Brief: All lines below must be repeated exactly, with the pictures omitted.

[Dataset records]
* * *
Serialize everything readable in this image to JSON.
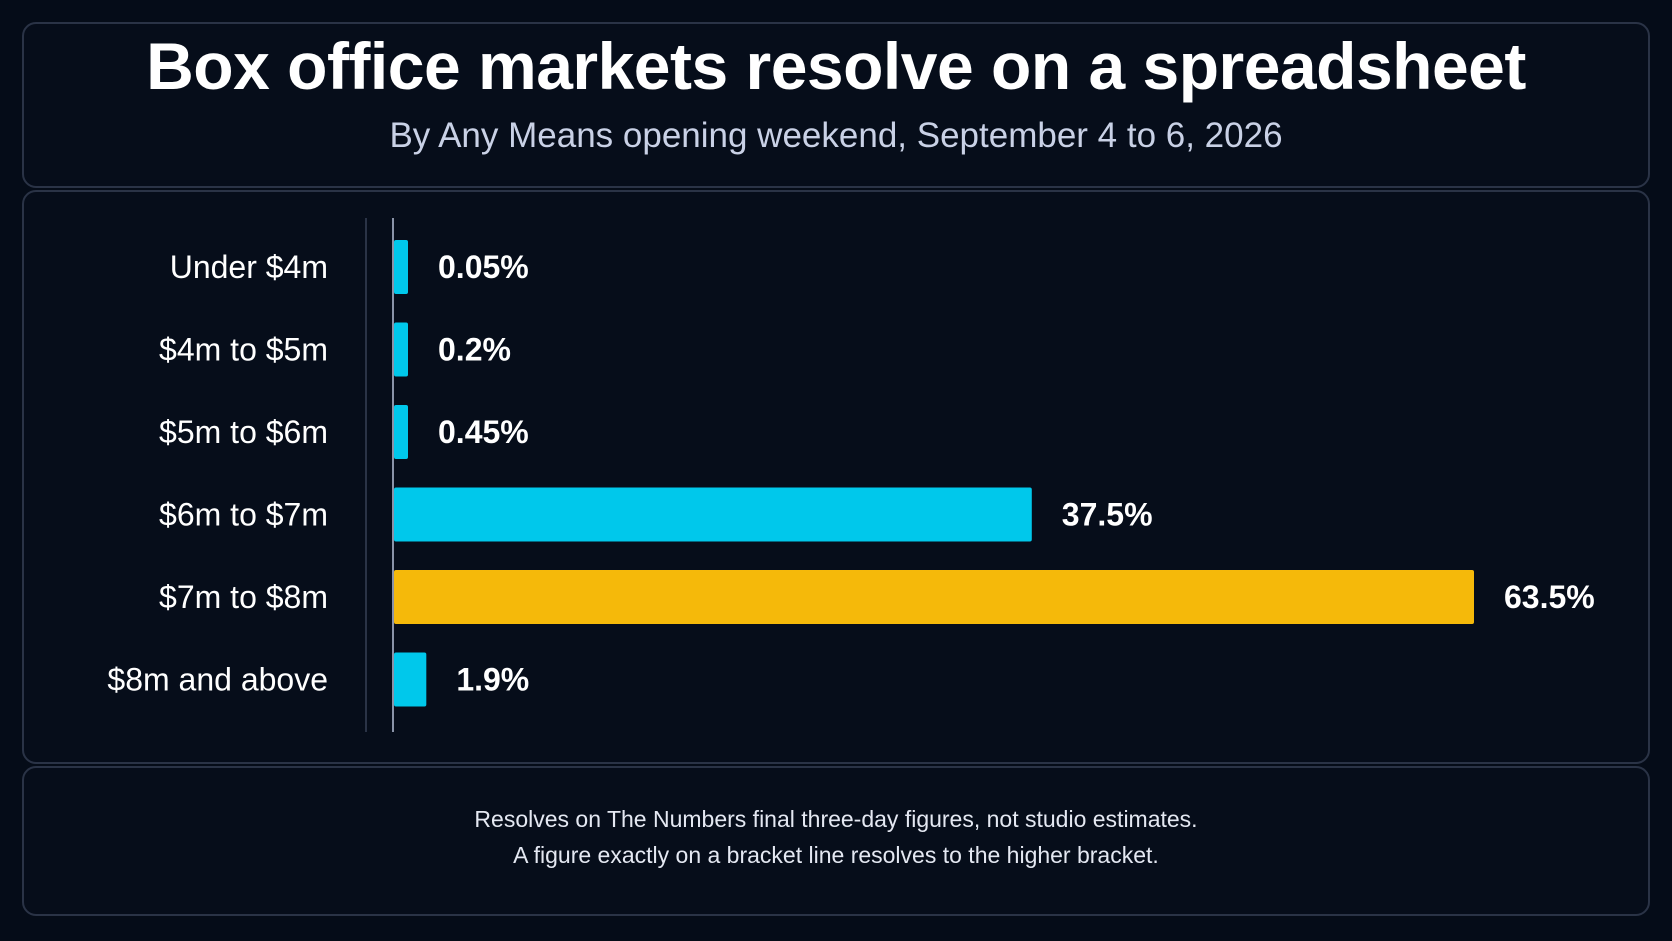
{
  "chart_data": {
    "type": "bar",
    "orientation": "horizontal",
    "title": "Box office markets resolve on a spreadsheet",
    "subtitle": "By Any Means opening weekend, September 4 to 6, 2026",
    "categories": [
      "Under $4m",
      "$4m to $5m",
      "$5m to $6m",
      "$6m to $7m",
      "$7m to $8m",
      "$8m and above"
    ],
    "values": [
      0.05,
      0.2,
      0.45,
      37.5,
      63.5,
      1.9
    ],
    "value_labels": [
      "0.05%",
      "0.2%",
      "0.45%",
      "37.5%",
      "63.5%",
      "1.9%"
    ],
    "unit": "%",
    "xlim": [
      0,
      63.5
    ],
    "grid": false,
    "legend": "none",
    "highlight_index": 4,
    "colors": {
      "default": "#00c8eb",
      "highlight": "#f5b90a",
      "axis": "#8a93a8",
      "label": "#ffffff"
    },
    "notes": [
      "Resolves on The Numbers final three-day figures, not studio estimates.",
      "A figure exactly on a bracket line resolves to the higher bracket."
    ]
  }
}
* * *
Exercise result:
Serialize everything readable in this image to JSON.
{
  "chart_data": {
    "type": "bar",
    "orientation": "horizontal",
    "title": "Box office markets resolve on a spreadsheet",
    "subtitle": "By Any Means opening weekend, September 4 to 6, 2026",
    "categories": [
      "Under $4m",
      "$4m to $5m",
      "$5m to $6m",
      "$6m to $7m",
      "$7m to $8m",
      "$8m and above"
    ],
    "values": [
      0.05,
      0.2,
      0.45,
      37.5,
      63.5,
      1.9
    ],
    "value_labels": [
      "0.05%",
      "0.2%",
      "0.45%",
      "37.5%",
      "63.5%",
      "1.9%"
    ],
    "unit": "%",
    "xlim": [
      0,
      63.5
    ],
    "grid": false,
    "legend": "none",
    "highlight_index": 4,
    "colors": {
      "default": "#00c8eb",
      "highlight": "#f5b90a",
      "axis": "#8a93a8",
      "label": "#ffffff"
    },
    "notes": [
      "Resolves on The Numbers final three-day figures, not studio estimates.",
      "A figure exactly on a bracket line resolves to the higher bracket."
    ]
  }
}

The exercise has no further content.